- _Task prompt_
Omit every image, and transcribe the remaining entries exactly as given.
==*==
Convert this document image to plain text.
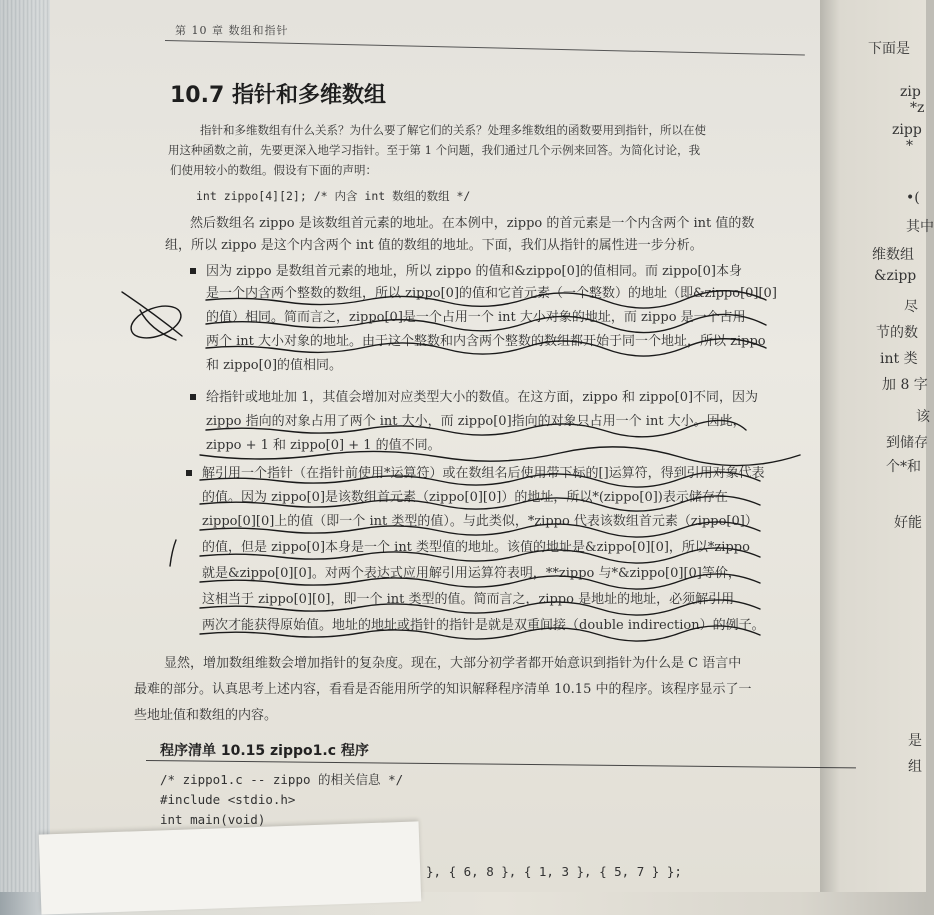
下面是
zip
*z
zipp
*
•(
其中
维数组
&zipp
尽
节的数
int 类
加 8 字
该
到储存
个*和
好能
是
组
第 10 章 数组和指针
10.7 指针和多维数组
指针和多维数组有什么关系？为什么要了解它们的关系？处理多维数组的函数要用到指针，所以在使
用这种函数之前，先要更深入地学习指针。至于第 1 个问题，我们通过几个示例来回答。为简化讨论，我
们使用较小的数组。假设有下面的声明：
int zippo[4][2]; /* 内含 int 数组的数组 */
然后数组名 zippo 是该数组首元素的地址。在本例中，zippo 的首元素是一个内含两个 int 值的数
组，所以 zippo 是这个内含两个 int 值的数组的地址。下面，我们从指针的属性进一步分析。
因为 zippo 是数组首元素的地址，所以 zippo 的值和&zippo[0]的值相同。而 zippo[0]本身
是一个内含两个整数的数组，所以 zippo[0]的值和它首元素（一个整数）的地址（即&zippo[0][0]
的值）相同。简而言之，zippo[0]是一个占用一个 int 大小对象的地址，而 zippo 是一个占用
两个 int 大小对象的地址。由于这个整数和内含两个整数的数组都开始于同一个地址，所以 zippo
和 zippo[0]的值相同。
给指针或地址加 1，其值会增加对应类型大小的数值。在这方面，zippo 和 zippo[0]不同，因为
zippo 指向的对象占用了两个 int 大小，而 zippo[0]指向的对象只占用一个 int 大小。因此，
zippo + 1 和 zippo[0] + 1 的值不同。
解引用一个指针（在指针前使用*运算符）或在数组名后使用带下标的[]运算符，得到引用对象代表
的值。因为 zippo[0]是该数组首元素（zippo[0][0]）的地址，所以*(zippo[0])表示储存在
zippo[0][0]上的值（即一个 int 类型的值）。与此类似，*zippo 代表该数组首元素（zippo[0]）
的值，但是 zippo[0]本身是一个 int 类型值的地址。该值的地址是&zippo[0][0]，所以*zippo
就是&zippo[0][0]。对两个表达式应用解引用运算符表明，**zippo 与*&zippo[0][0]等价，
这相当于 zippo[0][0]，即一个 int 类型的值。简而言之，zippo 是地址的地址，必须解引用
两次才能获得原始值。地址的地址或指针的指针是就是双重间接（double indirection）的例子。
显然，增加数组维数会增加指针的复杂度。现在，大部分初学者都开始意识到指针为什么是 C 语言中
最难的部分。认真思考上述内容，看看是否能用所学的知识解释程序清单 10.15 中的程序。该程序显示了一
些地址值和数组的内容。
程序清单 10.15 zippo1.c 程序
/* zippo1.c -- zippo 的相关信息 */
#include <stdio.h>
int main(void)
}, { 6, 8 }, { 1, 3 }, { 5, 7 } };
==*==
- _Response to the task_
Convert this document image to plain text.
下面是
zip
*z
zipp
*
•(
其中
维数组
&zipp
尽
节的数
int 类
加 8 字
该
到储存
个*和
好能
是
组
第 10 章 数组和指针
10.7 指针和多维数组
指针和多维数组有什么关系？为什么要了解它们的关系？处理多维数组的函数要用到指针，所以在使
用这种函数之前，先要更深入地学习指针。至于第 1 个问题，我们通过几个示例来回答。为简化讨论，我
们使用较小的数组。假设有下面的声明：
int zippo[4][2]; /* 内含 int 数组的数组 */
然后数组名 zippo 是该数组首元素的地址。在本例中，zippo 的首元素是一个内含两个 int 值的数
组，所以 zippo 是这个内含两个 int 值的数组的地址。下面，我们从指针的属性进一步分析。
因为 zippo 是数组首元素的地址，所以 zippo 的值和&zippo[0]的值相同。而 zippo[0]本身
是一个内含两个整数的数组，所以 zippo[0]的值和它首元素（一个整数）的地址（即&zippo[0][0]
的值）相同。简而言之，zippo[0]是一个占用一个 int 大小对象的地址，而 zippo 是一个占用
两个 int 大小对象的地址。由于这个整数和内含两个整数的数组都开始于同一个地址，所以 zippo
和 zippo[0]的值相同。
给指针或地址加 1，其值会增加对应类型大小的数值。在这方面，zippo 和 zippo[0]不同，因为
zippo 指向的对象占用了两个 int 大小，而 zippo[0]指向的对象只占用一个 int 大小。因此，
zippo + 1 和 zippo[0] + 1 的值不同。
解引用一个指针（在指针前使用*运算符）或在数组名后使用带下标的[]运算符，得到引用对象代表
的值。因为 zippo[0]是该数组首元素（zippo[0][0]）的地址，所以*(zippo[0])表示储存在
zippo[0][0]上的值（即一个 int 类型的值）。与此类似，*zippo 代表该数组首元素（zippo[0]）
的值，但是 zippo[0]本身是一个 int 类型值的地址。该值的地址是&zippo[0][0]，所以*zippo
就是&zippo[0][0]。对两个表达式应用解引用运算符表明，**zippo 与*&zippo[0][0]等价，
这相当于 zippo[0][0]，即一个 int 类型的值。简而言之，zippo 是地址的地址，必须解引用
两次才能获得原始值。地址的地址或指针的指针是就是双重间接（double indirection）的例子。
显然，增加数组维数会增加指针的复杂度。现在，大部分初学者都开始意识到指针为什么是 C 语言中
最难的部分。认真思考上述内容，看看是否能用所学的知识解释程序清单 10.15 中的程序。该程序显示了一
些地址值和数组的内容。
程序清单 10.15 zippo1.c 程序
/* zippo1.c -- zippo 的相关信息 */
#include <stdio.h>
int main(void)
}, { 6, 8 }, { 1, 3 }, { 5, 7 } };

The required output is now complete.